* EXERCISE TASK *
Pick out every line with the word "famteamlop" and copy it.

* INFORMATION GIVEN *

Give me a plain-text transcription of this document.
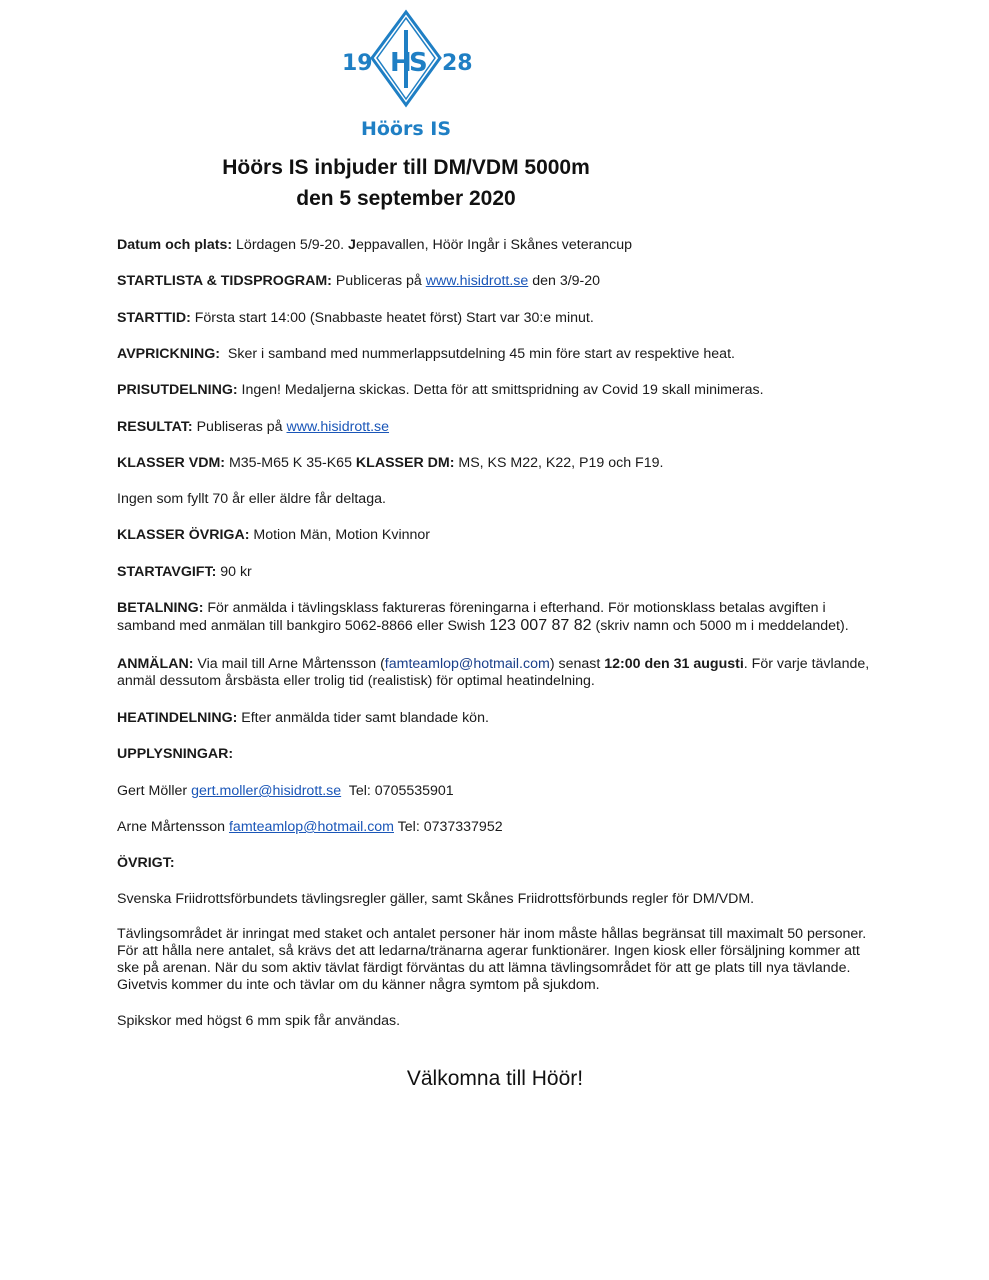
H
S
19	28
Höörs IS
Höörs IS inbjuder till DM/VDM 5000m
den 5 september 2020
Datum och plats: Lördagen 5/9-20. Jeppavallen, Höör Ingår i Skånes veterancup
STARTLISTA & TIDSPROGRAM: Publiceras på www.hisidrott.se den 3/9-20
STARTTID: Första start 14:00 (Snabbaste heatet först) Start var 30:e minut.
AVPRICKNING:  Sker i samband med nummerlappsutdelning 45 min före start av respektive heat.
PRISUTDELNING: Ingen! Medaljerna skickas. Detta för att smittspridning av Covid 19 skall minimeras.
RESULTAT: Publiseras på www.hisidrott.se
KLASSER VDM: M35-M65 K 35-K65 KLASSER DM: MS, KS M22, K22, P19 och F19.
Ingen som fyllt 70 år eller äldre får deltaga.
KLASSER ÖVRIGA: Motion Män, Motion Kvinnor
STARTAVGIFT: 90 kr
BETALNING: För anmälda i tävlingsklass faktureras föreningarna i efterhand. För motionsklass betalas avgiften i samband med anmälan till bankgiro 5062-8866 eller Swish 123 007 87 82 (skriv namn och 5000 m i meddelandet).
ANMÄLAN: Via mail till Arne Mårtensson (famteamlop@hotmail.com) senast 12:00 den 31 augusti. För varje tävlande, anmäl dessutom årsbästa eller trolig tid (realistisk) för optimal heatindelning.
HEATINDELNING: Efter anmälda tider samt blandade kön.
UPPLYSNINGAR:
Gert Möller gert.moller@hisidrott.se  Tel: 0705535901
Arne Mårtensson famteamlop@hotmail.com Tel: 0737337952
ÖVRIGT:
Svenska Friidrottsförbundets tävlingsregler gäller, samt Skånes Friidrottsförbunds regler för DM/VDM.
Tävlingsområdet är inringat med staket och antalet personer här inom måste hållas begränsat till maximalt 50 personer. För att hålla nere antalet, så krävs det att ledarna/tränarna agerar funktionärer. Ingen kiosk eller försäljning kommer att ske på arenan. När du som aktiv tävlat färdigt förväntas du att lämna tävlingsområdet för att ge plats till nya tävlande. Givetvis kommer du inte och tävlar om du känner några symtom på sjukdom.
Spikskor med högst 6 mm spik får användas.
Välkomna till Höör!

* ANSWER FOR THIS EXERCISE *
ANMÄLAN: Via mail till Arne Mårtensson (famteamlop@hotmail.com) senast 12:00 den 31 augusti. För varje tävlande, anmäl dessutom årsbästa eller trolig tid (realistisk) för optimal heatindelning.
Arne Mårtensson famteamlop@hotmail.com Tel: 0737337952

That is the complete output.